Copy each line below in which the word "Hypotonie" occurs.

_Data for processing_
#####

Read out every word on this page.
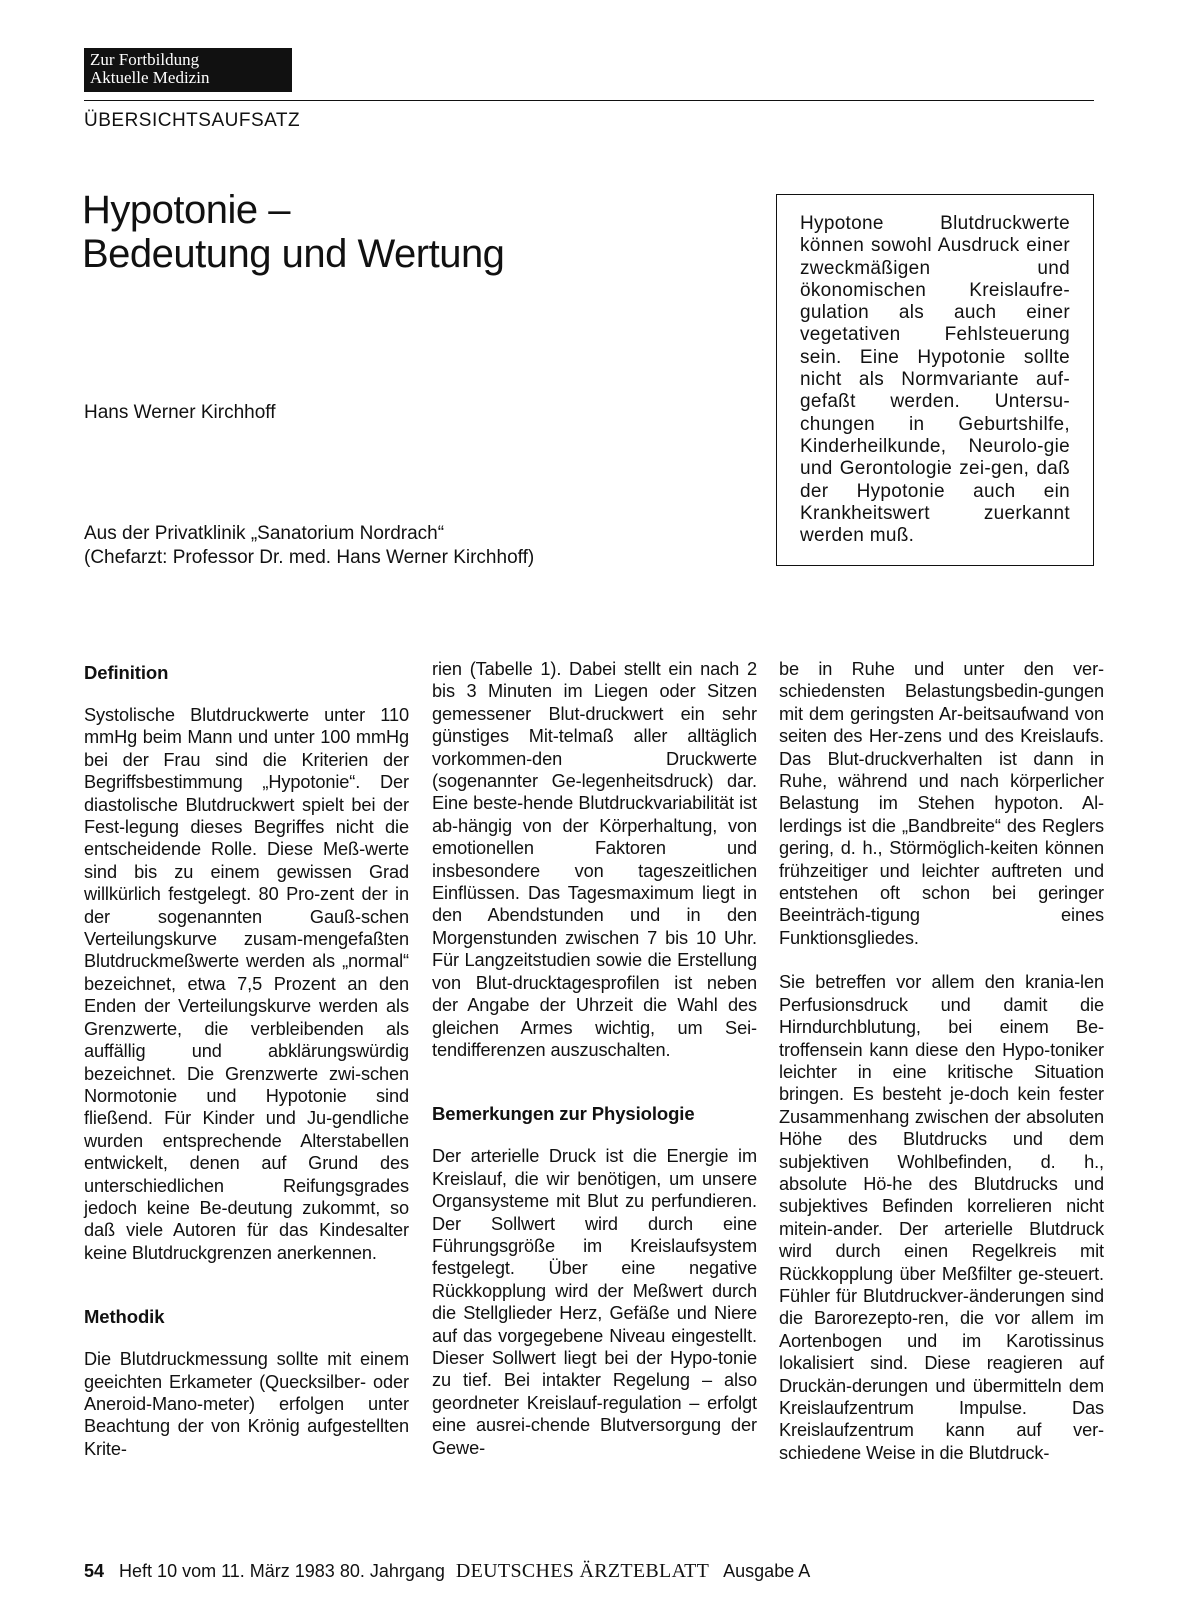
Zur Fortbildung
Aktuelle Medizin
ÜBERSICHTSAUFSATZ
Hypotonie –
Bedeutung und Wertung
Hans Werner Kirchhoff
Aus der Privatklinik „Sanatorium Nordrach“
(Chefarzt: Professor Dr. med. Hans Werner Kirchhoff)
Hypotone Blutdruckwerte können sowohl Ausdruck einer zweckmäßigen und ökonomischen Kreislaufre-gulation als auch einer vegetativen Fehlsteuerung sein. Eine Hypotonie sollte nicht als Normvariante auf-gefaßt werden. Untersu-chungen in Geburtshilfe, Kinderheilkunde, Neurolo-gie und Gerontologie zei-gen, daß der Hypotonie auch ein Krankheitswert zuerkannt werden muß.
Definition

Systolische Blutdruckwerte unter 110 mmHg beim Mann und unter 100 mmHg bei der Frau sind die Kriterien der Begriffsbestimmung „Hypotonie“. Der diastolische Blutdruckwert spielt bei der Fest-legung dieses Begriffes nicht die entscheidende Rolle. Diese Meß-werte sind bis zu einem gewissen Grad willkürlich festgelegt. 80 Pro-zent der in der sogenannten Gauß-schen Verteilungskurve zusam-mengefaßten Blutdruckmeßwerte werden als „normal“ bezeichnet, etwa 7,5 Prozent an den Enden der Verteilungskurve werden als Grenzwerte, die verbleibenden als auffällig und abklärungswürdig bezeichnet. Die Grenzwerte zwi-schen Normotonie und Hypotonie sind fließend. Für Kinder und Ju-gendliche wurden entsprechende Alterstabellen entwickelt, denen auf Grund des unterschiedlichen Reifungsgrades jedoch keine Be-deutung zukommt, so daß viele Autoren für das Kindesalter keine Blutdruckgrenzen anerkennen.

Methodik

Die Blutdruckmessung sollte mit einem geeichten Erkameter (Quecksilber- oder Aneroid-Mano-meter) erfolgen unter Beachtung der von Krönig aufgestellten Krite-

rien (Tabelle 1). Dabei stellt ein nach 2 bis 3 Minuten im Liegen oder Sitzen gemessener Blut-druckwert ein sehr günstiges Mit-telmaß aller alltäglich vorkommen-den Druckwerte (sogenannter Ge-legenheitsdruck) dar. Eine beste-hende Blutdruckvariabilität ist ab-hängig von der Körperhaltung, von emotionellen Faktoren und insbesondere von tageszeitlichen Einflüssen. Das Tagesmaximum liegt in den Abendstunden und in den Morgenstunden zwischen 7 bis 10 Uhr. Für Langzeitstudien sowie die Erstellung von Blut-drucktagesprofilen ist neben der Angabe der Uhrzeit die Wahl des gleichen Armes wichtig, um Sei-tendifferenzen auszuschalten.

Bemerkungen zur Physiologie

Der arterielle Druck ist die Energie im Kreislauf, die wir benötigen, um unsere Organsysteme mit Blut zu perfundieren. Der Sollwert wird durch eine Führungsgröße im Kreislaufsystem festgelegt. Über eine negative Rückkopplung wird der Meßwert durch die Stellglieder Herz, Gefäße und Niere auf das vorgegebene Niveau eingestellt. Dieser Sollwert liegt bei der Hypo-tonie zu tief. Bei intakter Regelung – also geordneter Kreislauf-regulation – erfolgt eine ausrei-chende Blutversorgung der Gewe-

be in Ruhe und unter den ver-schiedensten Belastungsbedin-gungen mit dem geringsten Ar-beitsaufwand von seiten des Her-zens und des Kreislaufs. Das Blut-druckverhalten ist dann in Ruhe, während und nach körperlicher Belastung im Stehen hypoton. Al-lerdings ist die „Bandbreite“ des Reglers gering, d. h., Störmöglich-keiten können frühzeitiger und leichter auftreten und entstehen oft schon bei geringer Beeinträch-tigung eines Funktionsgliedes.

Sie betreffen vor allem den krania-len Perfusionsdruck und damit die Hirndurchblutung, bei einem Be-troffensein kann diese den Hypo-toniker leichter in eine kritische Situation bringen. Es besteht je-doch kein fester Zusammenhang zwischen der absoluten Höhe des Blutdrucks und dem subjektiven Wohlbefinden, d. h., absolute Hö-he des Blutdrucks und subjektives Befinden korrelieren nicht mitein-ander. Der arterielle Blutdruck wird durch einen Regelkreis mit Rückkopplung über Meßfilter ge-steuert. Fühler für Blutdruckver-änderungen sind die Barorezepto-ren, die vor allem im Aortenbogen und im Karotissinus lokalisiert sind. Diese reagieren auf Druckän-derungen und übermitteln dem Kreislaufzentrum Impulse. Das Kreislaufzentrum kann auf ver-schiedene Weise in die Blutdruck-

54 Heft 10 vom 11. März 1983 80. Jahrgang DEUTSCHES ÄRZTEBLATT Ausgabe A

#####

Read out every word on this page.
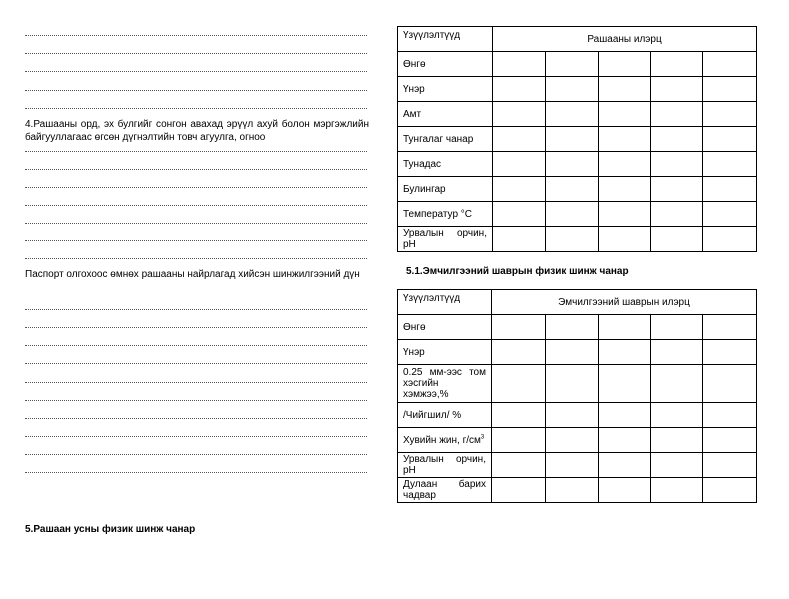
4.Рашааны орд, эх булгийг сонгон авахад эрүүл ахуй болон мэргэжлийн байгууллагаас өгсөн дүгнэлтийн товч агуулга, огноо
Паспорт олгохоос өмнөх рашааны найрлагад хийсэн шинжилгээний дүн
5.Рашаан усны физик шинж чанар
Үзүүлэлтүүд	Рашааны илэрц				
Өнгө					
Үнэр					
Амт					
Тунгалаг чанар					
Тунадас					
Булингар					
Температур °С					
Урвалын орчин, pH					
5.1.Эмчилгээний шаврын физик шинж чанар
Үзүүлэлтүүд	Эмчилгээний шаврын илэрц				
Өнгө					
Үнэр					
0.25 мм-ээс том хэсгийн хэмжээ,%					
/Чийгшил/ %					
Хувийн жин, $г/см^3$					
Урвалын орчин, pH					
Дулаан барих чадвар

#####

_Reply to the task_
Hypotonie –
Hypotone Blutdruckwerte können sowohl Ausdruck einer zweckmäßigen und ökonomischen Kreislaufre-gulation als auch einer vegetativen Fehlsteuerung sein. Eine Hypotonie sollte nicht als Normvariante auf-gefaßt werden. Untersu-chungen in Geburtshilfe, Kinderheilkunde, Neurolo-gie und Gerontologie zei-gen, daß der Hypotonie auch ein Krankheitswert zuerkannt werden muß.
Systolische Blutdruckwerte unter 110 mmHg beim Mann und unter 100 mmHg bei der Frau sind die Kriterien der Begriffsbestimmung „Hypotonie“. Der diastolische Blutdruckwert spielt bei der Fest-legung dieses Begriffes nicht die entscheidende Rolle. Diese Meß-werte sind bis zu einem gewissen Grad willkürlich festgelegt. 80 Pro-zent der in der sogenannten Gauß-schen Verteilungskurve zusam-mengefaßten Blutdruckmeßwerte werden als „normal“ bezeichnet, etwa 7,5 Prozent an den Enden der Verteilungskurve werden als Grenzwerte, die verbleibenden als auffällig und abklärungswürdig bezeichnet. Die Grenzwerte zwi-schen Normotonie und Hypotonie sind fließend. Für Kinder und Ju-gendliche wurden entsprechende Alterstabellen entwickelt, denen auf Grund des unterschiedlichen Reifungsgrades jedoch keine Be-deutung zukommt, so daß viele Autoren für das Kindesalter keine Blutdruckgrenzen anerkennen.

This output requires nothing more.